- **EXERCISE DATA**:
■ ■ ■ ■

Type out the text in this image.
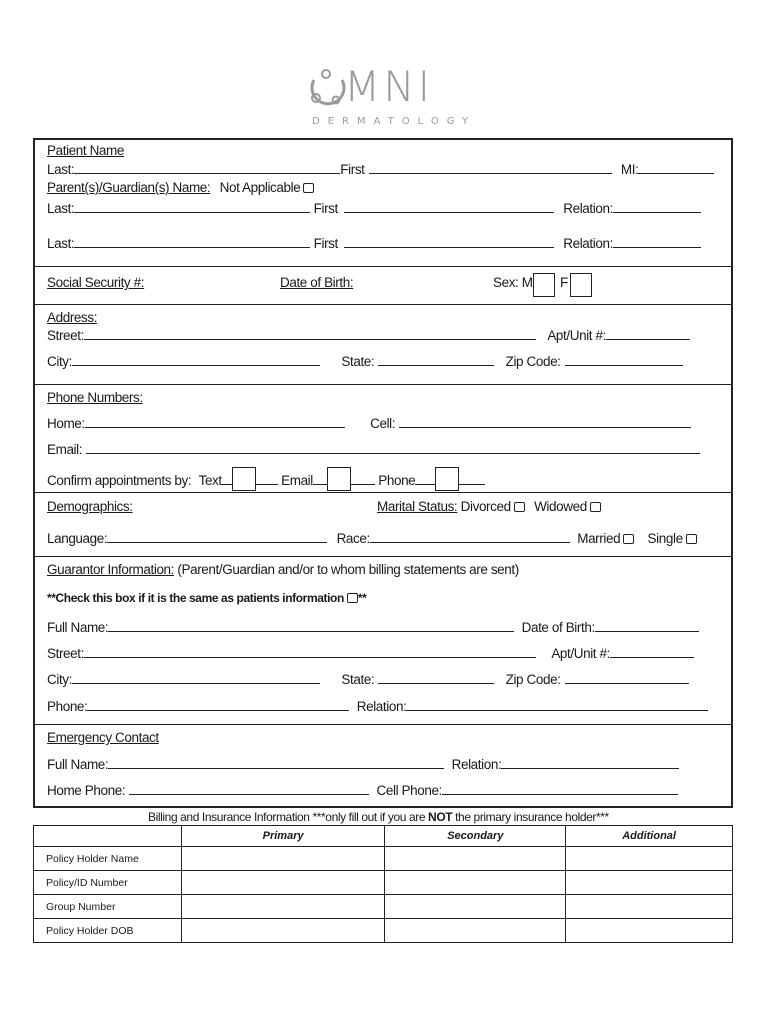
MNI
DERMATOLOGY
Patient Name
Last:	First	MI:
Parent(s)/Guardian(s) Name: Not Applicable
Last:	First	Relation:
Last:	First	Relation:
Social Security #:	Date of Birth:	Sex: M F
Address:
Street:	Apt/Unit #:
City:	State:	Zip Code:
Phone Numbers:
Home:	Cell:
Email:
Confirm appointments by: Text	Email	Phone
Demographics:	Marital Status: Divorced Widowed
Language:	Race:	Married Single
Guarantor Information: (Parent/Guardian and/or to whom billing statements are sent)
**Check this box if it is the same as patients information **
Full Name:	Date of Birth:
Street:	Apt/Unit #:
City:	State:	Zip Code:
Phone:	Relation:
Emergency Contact
Full Name:	Relation:
Home Phone:	Cell Phone:
Billing and Insurance Information ***only fill out if you are NOT the primary insurance holder***
	Primary	Secondary	Additional
Policy Holder Name			
Policy/ID Number			
Group Number			
Policy Holder DOB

■ ■ ■ ■

- **WORK INSTRUCTIONS**: Your response should contain each line of the entries above that holds the string "Policy".

- **OUTPUT FOR THIS TASK**:
Policy Holder Name			
Policy/ID Number			
Policy Holder DOB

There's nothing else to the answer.